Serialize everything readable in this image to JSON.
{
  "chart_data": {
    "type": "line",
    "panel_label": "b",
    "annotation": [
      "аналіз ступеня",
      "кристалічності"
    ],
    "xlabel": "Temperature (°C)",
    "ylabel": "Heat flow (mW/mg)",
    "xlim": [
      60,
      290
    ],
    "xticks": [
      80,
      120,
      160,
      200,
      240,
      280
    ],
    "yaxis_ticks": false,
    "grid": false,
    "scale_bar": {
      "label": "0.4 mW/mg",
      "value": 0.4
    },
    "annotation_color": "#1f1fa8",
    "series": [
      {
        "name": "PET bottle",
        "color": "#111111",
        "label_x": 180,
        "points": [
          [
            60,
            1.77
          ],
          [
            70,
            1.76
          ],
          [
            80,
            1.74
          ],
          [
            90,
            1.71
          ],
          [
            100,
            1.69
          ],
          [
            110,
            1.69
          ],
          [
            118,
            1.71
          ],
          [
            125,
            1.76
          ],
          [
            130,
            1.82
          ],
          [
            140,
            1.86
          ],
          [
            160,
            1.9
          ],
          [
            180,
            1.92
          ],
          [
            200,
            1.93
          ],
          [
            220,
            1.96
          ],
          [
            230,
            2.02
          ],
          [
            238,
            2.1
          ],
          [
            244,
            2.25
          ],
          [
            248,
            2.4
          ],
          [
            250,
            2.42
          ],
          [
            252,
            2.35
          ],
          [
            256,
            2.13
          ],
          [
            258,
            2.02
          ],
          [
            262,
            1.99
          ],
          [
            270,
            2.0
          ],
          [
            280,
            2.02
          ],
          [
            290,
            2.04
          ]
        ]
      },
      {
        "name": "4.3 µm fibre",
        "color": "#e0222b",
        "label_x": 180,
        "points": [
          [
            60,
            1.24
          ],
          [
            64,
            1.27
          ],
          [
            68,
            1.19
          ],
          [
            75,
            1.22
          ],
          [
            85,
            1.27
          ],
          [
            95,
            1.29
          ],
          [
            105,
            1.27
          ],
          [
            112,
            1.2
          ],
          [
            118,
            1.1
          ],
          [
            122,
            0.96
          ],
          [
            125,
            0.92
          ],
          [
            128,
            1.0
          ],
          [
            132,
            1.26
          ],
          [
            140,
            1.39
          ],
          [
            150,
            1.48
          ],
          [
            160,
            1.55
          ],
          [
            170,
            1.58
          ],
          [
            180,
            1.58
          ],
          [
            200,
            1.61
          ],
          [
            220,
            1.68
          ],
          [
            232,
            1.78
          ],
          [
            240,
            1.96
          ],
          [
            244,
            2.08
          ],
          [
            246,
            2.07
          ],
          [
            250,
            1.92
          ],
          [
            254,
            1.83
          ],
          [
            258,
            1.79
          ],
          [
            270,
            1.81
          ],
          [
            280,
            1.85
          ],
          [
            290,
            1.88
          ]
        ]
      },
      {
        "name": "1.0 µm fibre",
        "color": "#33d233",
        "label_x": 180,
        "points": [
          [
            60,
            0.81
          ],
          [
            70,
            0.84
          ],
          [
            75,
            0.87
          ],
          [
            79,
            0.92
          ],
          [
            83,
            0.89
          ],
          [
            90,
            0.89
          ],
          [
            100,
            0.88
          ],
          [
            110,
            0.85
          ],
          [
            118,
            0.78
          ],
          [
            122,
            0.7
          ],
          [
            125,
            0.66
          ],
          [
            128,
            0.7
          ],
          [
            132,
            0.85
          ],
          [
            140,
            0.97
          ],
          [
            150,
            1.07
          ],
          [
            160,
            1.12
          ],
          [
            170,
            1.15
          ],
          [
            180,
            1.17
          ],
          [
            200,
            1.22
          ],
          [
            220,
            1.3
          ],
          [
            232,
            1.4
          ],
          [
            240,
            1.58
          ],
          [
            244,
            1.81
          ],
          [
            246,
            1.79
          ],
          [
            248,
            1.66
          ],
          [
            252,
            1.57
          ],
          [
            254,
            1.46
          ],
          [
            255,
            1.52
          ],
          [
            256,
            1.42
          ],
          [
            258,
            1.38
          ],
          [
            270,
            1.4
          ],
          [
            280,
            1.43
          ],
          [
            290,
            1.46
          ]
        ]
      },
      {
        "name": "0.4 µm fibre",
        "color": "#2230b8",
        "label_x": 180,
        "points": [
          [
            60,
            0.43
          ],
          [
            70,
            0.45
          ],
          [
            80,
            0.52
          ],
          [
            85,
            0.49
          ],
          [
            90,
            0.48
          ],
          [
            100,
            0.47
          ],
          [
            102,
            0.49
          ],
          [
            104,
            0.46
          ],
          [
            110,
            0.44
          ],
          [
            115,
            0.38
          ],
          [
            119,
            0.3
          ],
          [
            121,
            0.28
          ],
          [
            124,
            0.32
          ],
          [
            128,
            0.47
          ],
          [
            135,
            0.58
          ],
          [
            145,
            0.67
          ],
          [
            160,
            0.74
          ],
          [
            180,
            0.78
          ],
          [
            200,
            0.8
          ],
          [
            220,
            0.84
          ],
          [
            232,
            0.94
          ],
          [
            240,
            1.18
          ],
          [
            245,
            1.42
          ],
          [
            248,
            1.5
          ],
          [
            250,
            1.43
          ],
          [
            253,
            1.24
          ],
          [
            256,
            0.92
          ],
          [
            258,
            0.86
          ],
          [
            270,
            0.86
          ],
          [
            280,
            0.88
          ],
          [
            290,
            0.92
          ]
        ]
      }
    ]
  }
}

▬▬▬▬▬▬

Your objective: For the string "name", count the lines of the entries above that include it; answer with the number only.

Solution for this task: 4